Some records
start

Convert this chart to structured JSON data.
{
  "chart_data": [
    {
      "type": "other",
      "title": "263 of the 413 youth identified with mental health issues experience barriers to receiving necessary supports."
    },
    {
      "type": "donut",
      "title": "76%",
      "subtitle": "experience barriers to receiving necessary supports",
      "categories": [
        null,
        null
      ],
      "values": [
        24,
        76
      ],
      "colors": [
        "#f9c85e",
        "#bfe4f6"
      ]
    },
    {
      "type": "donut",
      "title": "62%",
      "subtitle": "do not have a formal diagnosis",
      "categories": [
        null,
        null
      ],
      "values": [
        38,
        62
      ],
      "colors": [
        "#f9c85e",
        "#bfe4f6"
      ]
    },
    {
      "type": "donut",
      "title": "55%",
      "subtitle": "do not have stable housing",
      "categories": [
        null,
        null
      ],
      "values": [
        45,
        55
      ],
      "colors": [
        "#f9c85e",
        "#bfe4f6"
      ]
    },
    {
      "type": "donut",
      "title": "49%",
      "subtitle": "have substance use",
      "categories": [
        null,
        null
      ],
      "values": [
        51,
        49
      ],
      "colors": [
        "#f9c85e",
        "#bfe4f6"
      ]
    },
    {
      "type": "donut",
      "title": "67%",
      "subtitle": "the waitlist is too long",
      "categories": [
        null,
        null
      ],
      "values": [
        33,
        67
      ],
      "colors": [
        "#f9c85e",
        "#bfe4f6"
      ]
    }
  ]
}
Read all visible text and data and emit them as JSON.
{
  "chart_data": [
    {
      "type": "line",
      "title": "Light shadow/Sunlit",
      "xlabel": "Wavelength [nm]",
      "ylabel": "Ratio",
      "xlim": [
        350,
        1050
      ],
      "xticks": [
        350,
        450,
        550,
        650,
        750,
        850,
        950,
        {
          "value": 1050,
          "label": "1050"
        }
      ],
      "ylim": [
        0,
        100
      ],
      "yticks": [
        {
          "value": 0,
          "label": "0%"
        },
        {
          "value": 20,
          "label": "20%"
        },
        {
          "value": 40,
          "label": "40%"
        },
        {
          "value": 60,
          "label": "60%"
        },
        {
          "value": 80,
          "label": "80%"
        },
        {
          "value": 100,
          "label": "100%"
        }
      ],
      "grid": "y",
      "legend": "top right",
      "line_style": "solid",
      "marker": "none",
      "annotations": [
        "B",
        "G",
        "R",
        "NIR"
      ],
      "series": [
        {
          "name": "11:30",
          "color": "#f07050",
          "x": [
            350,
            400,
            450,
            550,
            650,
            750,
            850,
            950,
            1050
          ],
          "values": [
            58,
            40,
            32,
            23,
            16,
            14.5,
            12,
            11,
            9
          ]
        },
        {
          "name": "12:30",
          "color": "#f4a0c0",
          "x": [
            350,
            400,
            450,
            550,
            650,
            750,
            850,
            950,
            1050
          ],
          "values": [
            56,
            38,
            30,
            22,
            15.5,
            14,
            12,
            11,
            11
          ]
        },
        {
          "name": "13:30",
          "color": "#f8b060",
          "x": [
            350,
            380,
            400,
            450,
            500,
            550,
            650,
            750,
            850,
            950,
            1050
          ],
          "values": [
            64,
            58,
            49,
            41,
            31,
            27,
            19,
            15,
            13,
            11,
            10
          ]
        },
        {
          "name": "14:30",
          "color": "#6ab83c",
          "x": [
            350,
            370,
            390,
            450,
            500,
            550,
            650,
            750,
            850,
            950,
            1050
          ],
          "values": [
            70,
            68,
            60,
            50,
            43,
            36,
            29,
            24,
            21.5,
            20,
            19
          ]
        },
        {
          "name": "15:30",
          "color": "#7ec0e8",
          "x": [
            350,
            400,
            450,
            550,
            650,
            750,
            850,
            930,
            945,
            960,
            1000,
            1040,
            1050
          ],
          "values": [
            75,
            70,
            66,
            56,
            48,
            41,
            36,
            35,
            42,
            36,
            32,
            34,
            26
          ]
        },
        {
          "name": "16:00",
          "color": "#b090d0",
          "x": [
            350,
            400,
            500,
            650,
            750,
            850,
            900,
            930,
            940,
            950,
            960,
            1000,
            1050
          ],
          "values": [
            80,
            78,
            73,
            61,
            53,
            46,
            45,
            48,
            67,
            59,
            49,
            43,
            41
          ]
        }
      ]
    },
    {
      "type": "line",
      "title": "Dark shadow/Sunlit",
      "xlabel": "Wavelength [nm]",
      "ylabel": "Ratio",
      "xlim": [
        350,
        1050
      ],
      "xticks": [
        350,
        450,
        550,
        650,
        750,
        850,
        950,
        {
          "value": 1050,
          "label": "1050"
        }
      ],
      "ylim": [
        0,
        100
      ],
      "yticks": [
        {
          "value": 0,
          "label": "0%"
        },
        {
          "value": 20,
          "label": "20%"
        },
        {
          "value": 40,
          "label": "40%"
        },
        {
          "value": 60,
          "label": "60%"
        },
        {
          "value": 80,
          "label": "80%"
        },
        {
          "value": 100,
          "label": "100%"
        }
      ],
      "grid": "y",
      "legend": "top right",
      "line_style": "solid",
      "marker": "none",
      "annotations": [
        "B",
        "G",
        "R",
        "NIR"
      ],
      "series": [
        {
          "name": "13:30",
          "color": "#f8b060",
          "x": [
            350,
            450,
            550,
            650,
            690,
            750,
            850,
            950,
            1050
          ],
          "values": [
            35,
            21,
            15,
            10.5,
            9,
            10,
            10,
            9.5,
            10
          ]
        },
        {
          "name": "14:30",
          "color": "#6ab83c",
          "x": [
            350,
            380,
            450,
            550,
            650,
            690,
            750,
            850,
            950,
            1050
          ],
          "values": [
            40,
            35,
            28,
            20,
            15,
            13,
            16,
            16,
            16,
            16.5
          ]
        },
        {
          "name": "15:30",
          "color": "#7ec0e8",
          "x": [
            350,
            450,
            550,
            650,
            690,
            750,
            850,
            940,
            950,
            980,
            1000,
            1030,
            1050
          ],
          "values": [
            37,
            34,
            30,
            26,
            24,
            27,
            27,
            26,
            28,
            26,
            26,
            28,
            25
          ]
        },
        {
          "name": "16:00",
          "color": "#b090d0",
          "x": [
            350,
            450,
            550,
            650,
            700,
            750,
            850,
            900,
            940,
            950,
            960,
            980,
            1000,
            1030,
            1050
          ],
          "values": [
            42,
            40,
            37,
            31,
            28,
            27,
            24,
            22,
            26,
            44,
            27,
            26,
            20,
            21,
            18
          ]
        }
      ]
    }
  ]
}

end

AIM: Return all the data exactly as given.

OUTPUT OF THE EXERCISE:
Convert this chart to structured JSON data.
{
  "chart_data": [
    {
      "type": "other",
      "title": "263 of the 413 youth identified with mental health issues experience barriers to receiving necessary supports."
    },
    {
      "type": "donut",
      "title": "76%",
      "subtitle": "experience barriers to receiving necessary supports",
      "categories": [
        null,
        null
      ],
      "values": [
        24,
        76
      ],
      "colors": [
        "#f9c85e",
        "#bfe4f6"
      ]
    },
    {
      "type": "donut",
      "title": "62%",
      "subtitle": "do not have a formal diagnosis",
      "categories": [
        null,
        null
      ],
      "values": [
        38,
        62
      ],
      "colors": [
        "#f9c85e",
        "#bfe4f6"
      ]
    },
    {
      "type": "donut",
      "title": "55%",
      "subtitle": "do not have stable housing",
      "categories": [
        null,
        null
      ],
      "values": [
        45,
        55
      ],
      "colors": [
        "#f9c85e",
        "#bfe4f6"
      ]
    },
    {
      "type": "donut",
      "title": "49%",
      "subtitle": "have substance use",
      "categories": [
        null,
        null
      ],
      "values": [
        51,
        49
      ],
      "colors": [
        "#f9c85e",
        "#bfe4f6"
      ]
    },
    {
      "type": "donut",
      "title": "67%",
      "subtitle": "the waitlist is too long",
      "categories": [
        null,
        null
      ],
      "values": [
        33,
        67
      ],
      "colors": [
        "#f9c85e",
        "#bfe4f6"
      ]
    }
  ]
}
Read all visible text and data and emit them as JSON.
{
  "chart_data": [
    {
      "type": "line",
      "title": "Light shadow/Sunlit",
      "xlabel": "Wavelength [nm]",
      "ylabel": "Ratio",
      "xlim": [
        350,
        1050
      ],
      "xticks": [
        350,
        450,
        550,
        650,
        750,
        850,
        950,
        {
          "value": 1050,
          "label": "1050"
        }
      ],
      "ylim": [
        0,
        100
      ],
      "yticks": [
        {
          "value": 0,
          "label": "0%"
        },
        {
          "value": 20,
          "label": "20%"
        },
        {
          "value": 40,
          "label": "40%"
        },
        {
          "value": 60,
          "label": "60%"
        },
        {
          "value": 80,
          "label": "80%"
        },
        {
          "value": 100,
          "label": "100%"
        }
      ],
      "grid": "y",
      "legend": "top right",
      "line_style": "solid",
      "marker": "none",
      "annotations": [
        "B",
        "G",
        "R",
        "NIR"
      ],
      "series": [
        {
          "name": "11:30",
          "color": "#f07050",
          "x": [
            350,
            400,
            450,
            550,
            650,
            750,
            850,
            950,
            1050
          ],
          "values": [
            58,
            40,
            32,
            23,
            16,
            14.5,
            12,
            11,
            9
          ]
        },
        {
          "name": "12:30",
          "color": "#f4a0c0",
          "x": [
            350,
            400,
            450,
            550,
            650,
            750,
            850,
            950,
            1050
          ],
          "values": [
            56,
            38,
            30,
            22,
            15.5,
            14,
            12,
            11,
            11
          ]
        },
        {
          "name": "13:30",
          "color": "#f8b060",
          "x": [
            350,
            380,
            400,
            450,
            500,
            550,
            650,
            750,
            850,
            950,
            1050
          ],
          "values": [
            64,
            58,
            49,
            41,
            31,
            27,
            19,
            15,
            13,
            11,
            10
          ]
        },
        {
          "name": "14:30",
          "color": "#6ab83c",
          "x": [
            350,
            370,
            390,
            450,
            500,
            550,
            650,
            750,
            850,
            950,
            1050
          ],
          "values": [
            70,
            68,
            60,
            50,
            43,
            36,
            29,
            24,
            21.5,
            20,
            19
          ]
        },
        {
          "name": "15:30",
          "color": "#7ec0e8",
          "x": [
            350,
            400,
            450,
            550,
            650,
            750,
            850,
            930,
            945,
            960,
            1000,
            1040,
            1050
          ],
          "values": [
            75,
            70,
            66,
            56,
            48,
            41,
            36,
            35,
            42,
            36,
            32,
            34,
            26
          ]
        },
        {
          "name": "16:00",
          "color": "#b090d0",
          "x": [
            350,
            400,
            500,
            650,
            750,
            850,
            900,
            930,
            940,
            950,
            960,
            1000,
            1050
          ],
          "values": [
            80,
            78,
            73,
            61,
            53,
            46,
            45,
            48,
            67,
            59,
            49,
            43,
            41
          ]
        }
      ]
    },
    {
      "type": "line",
      "title": "Dark shadow/Sunlit",
      "xlabel": "Wavelength [nm]",
      "ylabel": "Ratio",
      "xlim": [
        350,
        1050
      ],
      "xticks": [
        350,
        450,
        550,
        650,
        750,
        850,
        950,
        {
          "value": 1050,
          "label": "1050"
        }
      ],
      "ylim": [
        0,
        100
      ],
      "yticks": [
        {
          "value": 0,
          "label": "0%"
        },
        {
          "value": 20,
          "label": "20%"
        },
        {
          "value": 40,
          "label": "40%"
        },
        {
          "value": 60,
          "label": "60%"
        },
        {
          "value": 80,
          "label": "80%"
        },
        {
          "value": 100,
          "label": "100%"
        }
      ],
      "grid": "y",
      "legend": "top right",
      "line_style": "solid",
      "marker": "none",
      "annotations": [
        "B",
        "G",
        "R",
        "NIR"
      ],
      "series": [
        {
          "name": "13:30",
          "color": "#f8b060",
          "x": [
            350,
            450,
            550,
            650,
            690,
            750,
            850,
            950,
            1050
          ],
          "values": [
            35,
            21,
            15,
            10.5,
            9,
            10,
            10,
            9.5,
            10
          ]
        },
        {
          "name": "14:30",
          "color": "#6ab83c",
          "x": [
            350,
            380,
            450,
            550,
            650,
            690,
            750,
            850,
            950,
            1050
          ],
          "values": [
            40,
            35,
            28,
            20,
            15,
            13,
            16,
            16,
            16,
            16.5
          ]
        },
        {
          "name": "15:30",
          "color": "#7ec0e8",
          "x": [
            350,
            450,
            550,
            650,
            690,
            750,
            850,
            940,
            950,
            980,
            1000,
            1030,
            1050
          ],
          "values": [
            37,
            34,
            30,
            26,
            24,
            27,
            27,
            26,
            28,
            26,
            26,
            28,
            25
          ]
        },
        {
          "name": "16:00",
          "color": "#b090d0",
          "x": [
            350,
            450,
            550,
            650,
            700,
            750,
            850,
            900,
            940,
            950,
            960,
            980,
            1000,
            1030,
            1050
          ],
          "values": [
            42,
            40,
            37,
            31,
            28,
            27,
            24,
            22,
            26,
            44,
            27,
            26,
            20,
            21,
            18
          ]
        }
      ]
    }
  ]
}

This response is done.